AIM — Please copy the stretch of material from its start through the line containing "bar-ireland — [98, 528, 105, 541]", swapping "category-label" for "row-label" and leaving everything else unchanged.

[Records]

* start *

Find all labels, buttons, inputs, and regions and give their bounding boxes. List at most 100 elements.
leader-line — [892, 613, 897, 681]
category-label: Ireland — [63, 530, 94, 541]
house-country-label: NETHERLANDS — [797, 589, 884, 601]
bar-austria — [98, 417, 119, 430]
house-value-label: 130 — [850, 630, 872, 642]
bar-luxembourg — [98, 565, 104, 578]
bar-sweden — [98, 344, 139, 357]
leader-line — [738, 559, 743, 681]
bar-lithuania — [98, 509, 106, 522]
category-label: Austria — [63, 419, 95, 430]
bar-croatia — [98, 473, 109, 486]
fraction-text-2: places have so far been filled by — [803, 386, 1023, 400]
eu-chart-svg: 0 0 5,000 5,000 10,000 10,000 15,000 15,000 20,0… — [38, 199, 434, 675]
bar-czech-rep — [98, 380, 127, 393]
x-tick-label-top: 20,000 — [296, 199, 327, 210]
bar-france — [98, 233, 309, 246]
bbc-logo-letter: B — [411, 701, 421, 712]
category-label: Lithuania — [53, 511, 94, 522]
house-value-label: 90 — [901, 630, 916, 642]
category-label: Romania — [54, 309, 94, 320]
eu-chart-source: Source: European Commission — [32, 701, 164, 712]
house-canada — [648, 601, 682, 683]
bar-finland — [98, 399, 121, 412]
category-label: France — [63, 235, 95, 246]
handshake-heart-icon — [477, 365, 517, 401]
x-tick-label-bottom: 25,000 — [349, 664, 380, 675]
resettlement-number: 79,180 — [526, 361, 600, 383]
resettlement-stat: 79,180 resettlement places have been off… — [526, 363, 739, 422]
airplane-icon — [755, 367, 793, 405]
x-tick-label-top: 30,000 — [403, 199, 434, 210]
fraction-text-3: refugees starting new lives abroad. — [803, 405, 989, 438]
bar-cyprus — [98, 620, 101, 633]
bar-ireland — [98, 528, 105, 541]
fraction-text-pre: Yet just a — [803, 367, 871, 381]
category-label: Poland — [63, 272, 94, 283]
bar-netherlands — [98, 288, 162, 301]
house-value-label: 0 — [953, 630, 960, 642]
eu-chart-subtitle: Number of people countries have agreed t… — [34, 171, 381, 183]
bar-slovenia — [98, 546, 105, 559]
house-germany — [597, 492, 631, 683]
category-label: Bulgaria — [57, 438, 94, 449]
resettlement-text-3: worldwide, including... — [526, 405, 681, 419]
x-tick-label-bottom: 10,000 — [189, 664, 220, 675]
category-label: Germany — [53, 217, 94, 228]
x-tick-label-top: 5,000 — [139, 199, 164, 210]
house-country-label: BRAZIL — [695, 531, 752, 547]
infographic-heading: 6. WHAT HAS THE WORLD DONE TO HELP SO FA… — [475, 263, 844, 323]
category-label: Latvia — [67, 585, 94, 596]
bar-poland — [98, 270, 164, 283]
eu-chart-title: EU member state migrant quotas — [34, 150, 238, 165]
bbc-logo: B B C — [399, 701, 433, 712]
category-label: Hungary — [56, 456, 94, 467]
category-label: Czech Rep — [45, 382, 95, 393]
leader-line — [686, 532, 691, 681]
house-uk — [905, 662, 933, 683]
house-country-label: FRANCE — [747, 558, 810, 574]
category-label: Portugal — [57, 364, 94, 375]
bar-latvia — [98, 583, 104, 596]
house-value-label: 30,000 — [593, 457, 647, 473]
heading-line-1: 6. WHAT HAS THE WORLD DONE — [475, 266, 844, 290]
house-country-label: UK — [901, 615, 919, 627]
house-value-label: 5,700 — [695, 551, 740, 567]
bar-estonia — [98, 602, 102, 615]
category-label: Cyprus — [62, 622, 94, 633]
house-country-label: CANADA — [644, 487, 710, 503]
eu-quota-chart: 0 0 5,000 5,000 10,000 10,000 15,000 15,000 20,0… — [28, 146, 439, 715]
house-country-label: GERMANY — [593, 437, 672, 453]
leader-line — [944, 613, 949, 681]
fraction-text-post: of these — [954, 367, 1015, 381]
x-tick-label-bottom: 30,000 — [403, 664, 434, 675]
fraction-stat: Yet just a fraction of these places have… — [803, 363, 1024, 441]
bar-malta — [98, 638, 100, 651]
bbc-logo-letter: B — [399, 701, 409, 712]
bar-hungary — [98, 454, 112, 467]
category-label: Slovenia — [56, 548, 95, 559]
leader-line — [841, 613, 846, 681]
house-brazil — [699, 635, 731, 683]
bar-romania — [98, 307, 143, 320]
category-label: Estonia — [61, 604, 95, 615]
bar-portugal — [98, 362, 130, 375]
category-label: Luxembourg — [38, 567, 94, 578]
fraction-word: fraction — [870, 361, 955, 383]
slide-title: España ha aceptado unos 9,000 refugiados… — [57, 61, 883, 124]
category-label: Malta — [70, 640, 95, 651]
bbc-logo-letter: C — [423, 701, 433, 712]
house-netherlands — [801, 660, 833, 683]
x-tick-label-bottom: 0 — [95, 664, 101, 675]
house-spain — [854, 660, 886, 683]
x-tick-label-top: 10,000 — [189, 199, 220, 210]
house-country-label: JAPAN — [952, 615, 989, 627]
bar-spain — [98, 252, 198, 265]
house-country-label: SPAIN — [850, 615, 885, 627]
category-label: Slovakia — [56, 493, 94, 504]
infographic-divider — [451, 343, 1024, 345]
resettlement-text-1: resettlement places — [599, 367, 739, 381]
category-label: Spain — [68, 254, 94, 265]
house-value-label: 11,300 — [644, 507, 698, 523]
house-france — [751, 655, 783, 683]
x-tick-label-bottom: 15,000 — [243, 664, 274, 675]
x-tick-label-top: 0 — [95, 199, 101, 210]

* end *

OUTPUT —
Find all labels, buttons, inputs, and regions and give their bounding boxes. List at most 100 elements.
leader-line — [892, 613, 897, 681]
row-label: Ireland — [63, 530, 94, 541]
house-country-label: NETHERLANDS — [797, 589, 884, 601]
bar-austria — [98, 417, 119, 430]
house-value-label: 130 — [850, 630, 872, 642]
bar-luxembourg — [98, 565, 104, 578]
bar-sweden — [98, 344, 139, 357]
leader-line — [738, 559, 743, 681]
bar-lithuania — [98, 509, 106, 522]
row-label: Austria — [63, 419, 95, 430]
bar-croatia — [98, 473, 109, 486]
fraction-text-2: places have so far been filled by — [803, 386, 1023, 400]
eu-chart-svg: 0 0 5,000 5,000 10,000 10,000 15,000 15,000 20,0… — [38, 199, 434, 675]
bar-czech-rep — [98, 380, 127, 393]
x-tick-label-top: 20,000 — [296, 199, 327, 210]
bar-france — [98, 233, 309, 246]
bbc-logo-letter: B — [411, 701, 421, 712]
row-label: Lithuania — [53, 511, 94, 522]
house-value-label: 90 — [901, 630, 916, 642]
row-label: Romania — [54, 309, 94, 320]
eu-chart-source: Source: European Commission — [32, 701, 164, 712]
house-canada — [648, 601, 682, 683]
bar-finland — [98, 399, 121, 412]
row-label: France — [63, 235, 95, 246]
handshake-heart-icon — [477, 365, 517, 401]
x-tick-label-bottom: 25,000 — [349, 664, 380, 675]
resettlement-number: 79,180 — [526, 361, 600, 383]
resettlement-stat: 79,180 resettlement places have been off… — [526, 363, 739, 422]
airplane-icon — [755, 367, 793, 405]
x-tick-label-top: 30,000 — [403, 199, 434, 210]
fraction-text-3: refugees starting new lives abroad. — [803, 405, 989, 438]
bar-cyprus — [98, 620, 101, 633]
bar-ireland — [98, 528, 105, 541]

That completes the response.